What to do: Read the listing and extract each line that includes the word "Bank".
# # # #
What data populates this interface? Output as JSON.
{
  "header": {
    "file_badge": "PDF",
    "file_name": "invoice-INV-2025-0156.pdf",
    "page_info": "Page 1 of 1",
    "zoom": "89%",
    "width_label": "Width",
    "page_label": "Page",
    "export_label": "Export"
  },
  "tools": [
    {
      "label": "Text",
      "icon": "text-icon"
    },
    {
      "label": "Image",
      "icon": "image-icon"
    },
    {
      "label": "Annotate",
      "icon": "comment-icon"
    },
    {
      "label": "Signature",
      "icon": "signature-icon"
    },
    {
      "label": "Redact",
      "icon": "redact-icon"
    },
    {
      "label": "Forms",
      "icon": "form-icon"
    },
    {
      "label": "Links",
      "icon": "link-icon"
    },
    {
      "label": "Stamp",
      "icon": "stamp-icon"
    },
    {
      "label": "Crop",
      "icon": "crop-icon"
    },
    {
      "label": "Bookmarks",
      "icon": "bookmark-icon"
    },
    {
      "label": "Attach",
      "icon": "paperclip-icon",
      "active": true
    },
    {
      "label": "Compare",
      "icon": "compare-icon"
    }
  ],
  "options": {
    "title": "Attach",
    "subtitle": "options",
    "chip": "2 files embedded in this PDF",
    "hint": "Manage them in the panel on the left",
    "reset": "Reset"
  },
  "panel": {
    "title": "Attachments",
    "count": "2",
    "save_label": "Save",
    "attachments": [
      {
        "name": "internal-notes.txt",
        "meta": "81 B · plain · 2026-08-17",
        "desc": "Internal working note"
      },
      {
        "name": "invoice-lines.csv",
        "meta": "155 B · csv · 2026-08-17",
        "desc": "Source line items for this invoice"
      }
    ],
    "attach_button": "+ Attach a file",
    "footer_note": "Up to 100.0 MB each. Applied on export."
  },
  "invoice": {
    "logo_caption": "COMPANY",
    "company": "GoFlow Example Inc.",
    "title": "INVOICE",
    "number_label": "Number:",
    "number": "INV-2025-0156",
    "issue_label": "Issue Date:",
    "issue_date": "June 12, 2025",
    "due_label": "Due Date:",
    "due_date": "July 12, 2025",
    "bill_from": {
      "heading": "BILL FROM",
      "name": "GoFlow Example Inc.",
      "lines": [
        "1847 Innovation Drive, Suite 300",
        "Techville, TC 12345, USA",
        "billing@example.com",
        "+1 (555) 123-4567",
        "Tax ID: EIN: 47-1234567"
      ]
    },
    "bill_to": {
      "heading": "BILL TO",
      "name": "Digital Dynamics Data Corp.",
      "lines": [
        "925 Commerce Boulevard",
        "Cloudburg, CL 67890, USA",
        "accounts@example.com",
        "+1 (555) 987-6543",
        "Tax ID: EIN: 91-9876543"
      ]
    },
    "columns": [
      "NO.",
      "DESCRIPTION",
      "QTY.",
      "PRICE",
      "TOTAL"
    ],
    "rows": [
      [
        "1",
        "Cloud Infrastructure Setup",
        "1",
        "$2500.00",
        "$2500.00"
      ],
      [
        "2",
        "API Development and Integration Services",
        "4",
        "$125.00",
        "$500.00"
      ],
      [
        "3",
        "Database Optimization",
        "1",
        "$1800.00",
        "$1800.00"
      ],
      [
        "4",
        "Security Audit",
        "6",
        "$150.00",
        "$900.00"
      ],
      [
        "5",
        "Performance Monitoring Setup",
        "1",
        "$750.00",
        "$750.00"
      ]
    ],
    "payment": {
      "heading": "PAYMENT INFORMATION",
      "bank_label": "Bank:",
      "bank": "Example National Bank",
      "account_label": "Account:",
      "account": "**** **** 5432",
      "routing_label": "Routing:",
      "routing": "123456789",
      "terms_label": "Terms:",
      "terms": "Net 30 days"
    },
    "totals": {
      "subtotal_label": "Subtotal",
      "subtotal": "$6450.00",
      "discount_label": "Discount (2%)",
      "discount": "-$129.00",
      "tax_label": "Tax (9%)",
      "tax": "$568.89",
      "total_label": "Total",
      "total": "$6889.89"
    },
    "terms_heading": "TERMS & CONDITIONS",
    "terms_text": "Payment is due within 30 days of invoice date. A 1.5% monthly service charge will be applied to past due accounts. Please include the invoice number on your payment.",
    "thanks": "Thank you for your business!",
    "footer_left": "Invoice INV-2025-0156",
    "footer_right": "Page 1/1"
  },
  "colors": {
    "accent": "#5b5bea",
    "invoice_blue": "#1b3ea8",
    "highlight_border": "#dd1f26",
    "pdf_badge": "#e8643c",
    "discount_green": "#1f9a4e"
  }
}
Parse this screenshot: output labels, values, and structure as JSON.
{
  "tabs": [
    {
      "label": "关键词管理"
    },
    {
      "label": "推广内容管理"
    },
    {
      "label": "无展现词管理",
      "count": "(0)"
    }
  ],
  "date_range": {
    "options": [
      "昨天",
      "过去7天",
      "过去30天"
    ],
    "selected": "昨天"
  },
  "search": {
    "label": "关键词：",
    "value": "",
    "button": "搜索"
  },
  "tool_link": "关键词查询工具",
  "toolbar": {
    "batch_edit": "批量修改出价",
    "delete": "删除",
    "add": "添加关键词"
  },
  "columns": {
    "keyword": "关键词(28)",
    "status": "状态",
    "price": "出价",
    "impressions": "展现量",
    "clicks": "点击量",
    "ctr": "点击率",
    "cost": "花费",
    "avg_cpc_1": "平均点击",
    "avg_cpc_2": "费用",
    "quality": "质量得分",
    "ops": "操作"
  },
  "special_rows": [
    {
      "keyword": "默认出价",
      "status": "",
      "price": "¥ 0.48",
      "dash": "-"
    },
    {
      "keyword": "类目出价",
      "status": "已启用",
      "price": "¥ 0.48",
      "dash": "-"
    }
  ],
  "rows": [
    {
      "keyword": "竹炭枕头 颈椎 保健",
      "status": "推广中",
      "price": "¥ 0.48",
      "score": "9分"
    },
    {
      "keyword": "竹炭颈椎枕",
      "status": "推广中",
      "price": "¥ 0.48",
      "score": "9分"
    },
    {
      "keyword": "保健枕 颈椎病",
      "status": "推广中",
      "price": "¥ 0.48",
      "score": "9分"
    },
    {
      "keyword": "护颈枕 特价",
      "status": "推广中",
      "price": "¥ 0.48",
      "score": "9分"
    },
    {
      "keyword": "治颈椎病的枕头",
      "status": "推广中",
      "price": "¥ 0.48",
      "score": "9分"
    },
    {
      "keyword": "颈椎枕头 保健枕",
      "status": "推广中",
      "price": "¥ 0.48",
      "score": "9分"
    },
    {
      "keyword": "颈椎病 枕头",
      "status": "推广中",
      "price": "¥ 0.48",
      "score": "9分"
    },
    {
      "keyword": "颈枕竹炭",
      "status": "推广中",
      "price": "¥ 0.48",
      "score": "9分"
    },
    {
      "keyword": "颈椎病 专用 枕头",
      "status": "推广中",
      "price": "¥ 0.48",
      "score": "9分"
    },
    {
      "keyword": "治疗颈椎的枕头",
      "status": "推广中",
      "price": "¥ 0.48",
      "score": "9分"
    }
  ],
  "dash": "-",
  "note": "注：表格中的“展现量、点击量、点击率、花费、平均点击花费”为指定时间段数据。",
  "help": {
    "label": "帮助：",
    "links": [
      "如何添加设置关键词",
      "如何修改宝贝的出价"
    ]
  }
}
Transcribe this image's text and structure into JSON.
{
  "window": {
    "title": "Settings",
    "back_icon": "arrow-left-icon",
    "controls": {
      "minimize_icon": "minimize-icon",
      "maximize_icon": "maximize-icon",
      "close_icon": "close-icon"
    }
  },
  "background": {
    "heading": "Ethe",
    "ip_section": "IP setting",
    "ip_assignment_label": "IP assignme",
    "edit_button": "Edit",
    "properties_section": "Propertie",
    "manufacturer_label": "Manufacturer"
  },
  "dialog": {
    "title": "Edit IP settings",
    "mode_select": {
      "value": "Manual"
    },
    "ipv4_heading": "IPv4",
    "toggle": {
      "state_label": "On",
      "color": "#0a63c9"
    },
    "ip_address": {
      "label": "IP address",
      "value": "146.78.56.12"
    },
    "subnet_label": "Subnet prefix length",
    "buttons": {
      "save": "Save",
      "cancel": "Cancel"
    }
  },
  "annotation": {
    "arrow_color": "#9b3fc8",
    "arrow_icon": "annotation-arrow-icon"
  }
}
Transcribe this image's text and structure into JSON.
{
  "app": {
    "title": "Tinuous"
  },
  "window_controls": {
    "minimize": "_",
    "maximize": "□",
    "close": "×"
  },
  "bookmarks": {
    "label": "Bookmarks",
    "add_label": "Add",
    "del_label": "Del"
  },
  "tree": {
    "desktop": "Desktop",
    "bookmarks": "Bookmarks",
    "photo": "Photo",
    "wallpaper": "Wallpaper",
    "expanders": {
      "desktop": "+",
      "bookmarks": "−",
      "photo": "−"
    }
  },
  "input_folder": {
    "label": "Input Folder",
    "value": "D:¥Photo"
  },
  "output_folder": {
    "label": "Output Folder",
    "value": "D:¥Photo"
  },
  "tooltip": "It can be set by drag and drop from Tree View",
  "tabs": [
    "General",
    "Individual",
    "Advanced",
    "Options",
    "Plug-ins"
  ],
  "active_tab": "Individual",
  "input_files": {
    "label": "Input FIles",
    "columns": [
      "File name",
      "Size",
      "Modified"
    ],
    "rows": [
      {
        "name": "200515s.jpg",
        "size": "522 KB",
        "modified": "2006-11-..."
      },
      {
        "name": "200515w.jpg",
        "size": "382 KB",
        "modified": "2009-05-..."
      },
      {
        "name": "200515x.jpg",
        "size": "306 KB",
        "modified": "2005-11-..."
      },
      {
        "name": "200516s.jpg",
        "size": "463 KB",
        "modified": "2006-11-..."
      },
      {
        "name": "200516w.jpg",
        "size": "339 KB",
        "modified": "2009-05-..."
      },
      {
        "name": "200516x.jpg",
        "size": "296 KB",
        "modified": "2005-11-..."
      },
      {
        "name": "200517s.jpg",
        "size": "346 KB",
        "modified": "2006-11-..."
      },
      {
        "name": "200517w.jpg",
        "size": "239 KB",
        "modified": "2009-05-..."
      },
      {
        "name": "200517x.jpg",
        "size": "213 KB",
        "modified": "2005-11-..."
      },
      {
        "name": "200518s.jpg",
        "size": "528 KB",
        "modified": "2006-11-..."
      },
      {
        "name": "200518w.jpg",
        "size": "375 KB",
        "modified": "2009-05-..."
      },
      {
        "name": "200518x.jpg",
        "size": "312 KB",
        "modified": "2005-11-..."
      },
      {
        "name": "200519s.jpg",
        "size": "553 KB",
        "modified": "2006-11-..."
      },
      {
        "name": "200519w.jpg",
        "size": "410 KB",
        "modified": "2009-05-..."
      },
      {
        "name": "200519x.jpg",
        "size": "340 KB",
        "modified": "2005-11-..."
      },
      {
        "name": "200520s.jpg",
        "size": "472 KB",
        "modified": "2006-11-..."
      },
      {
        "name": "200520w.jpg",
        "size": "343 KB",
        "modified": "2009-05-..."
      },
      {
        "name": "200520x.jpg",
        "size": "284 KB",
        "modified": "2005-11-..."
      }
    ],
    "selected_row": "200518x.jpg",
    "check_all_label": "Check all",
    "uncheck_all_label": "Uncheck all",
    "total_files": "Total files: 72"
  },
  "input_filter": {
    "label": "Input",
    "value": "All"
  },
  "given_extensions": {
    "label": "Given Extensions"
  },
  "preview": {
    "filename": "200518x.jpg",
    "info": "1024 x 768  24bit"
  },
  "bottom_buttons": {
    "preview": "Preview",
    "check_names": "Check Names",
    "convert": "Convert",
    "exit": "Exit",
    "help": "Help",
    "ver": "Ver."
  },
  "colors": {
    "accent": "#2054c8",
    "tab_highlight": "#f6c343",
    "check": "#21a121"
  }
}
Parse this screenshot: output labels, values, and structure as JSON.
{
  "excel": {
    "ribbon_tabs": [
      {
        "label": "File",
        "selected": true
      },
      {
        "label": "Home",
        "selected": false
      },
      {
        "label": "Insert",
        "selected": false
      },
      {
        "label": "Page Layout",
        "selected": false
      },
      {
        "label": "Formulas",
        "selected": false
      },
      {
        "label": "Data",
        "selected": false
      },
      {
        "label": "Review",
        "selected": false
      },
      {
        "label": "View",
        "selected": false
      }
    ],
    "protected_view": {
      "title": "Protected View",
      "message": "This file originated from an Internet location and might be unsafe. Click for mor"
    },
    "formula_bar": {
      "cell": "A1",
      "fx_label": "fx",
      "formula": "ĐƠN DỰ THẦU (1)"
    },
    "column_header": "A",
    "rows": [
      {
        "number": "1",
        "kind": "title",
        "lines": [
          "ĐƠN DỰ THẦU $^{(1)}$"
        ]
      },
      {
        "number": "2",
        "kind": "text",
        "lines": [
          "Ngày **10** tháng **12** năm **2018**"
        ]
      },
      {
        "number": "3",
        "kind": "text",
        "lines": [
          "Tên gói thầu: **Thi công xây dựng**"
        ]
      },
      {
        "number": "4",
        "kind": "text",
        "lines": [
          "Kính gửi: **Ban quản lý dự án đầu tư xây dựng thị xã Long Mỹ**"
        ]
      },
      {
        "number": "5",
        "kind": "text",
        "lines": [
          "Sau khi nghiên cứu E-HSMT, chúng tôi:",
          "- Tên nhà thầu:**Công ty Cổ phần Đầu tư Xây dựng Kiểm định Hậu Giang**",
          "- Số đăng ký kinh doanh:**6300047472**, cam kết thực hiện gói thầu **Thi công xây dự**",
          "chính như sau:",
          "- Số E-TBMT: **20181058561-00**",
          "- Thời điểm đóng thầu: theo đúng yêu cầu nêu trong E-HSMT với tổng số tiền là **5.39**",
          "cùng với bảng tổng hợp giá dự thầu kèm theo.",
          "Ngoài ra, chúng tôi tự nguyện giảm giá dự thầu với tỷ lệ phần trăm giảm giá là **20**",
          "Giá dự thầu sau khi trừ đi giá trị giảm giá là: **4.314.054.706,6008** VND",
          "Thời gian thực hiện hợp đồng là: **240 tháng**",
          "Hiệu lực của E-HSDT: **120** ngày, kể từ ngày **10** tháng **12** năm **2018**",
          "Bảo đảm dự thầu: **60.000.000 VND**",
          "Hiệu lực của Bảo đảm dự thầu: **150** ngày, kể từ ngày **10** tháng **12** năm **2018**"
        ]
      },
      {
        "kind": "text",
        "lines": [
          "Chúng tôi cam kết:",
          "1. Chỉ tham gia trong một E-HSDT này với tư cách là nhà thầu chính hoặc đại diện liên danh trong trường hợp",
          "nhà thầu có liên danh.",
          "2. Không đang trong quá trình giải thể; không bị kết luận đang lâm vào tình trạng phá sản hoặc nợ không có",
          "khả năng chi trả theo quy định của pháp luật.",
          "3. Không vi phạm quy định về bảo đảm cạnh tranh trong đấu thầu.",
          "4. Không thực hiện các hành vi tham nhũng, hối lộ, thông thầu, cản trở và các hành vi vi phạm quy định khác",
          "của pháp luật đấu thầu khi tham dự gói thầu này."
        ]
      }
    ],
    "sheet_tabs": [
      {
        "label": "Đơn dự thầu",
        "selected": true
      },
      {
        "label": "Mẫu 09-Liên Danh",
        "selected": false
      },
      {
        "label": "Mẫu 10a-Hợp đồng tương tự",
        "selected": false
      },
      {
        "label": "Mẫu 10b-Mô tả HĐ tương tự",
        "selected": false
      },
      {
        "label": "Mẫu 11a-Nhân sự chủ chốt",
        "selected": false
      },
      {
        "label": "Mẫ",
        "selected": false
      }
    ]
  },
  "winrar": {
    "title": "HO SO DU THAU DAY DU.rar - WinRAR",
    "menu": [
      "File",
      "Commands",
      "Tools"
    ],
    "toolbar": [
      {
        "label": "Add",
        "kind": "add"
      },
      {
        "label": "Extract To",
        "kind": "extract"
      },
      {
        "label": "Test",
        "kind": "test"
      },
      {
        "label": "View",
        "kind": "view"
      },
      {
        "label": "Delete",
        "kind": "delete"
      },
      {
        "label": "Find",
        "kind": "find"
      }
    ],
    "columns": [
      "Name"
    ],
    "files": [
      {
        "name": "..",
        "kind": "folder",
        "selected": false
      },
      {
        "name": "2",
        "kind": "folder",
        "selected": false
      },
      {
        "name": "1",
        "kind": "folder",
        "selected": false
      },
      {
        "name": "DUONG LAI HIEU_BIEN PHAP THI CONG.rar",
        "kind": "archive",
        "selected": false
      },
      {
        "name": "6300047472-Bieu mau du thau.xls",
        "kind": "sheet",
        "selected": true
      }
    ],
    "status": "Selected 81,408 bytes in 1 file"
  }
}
# # # #
Task output:
      "bank_label": "Bank:",
      "bank": "Example National Bank",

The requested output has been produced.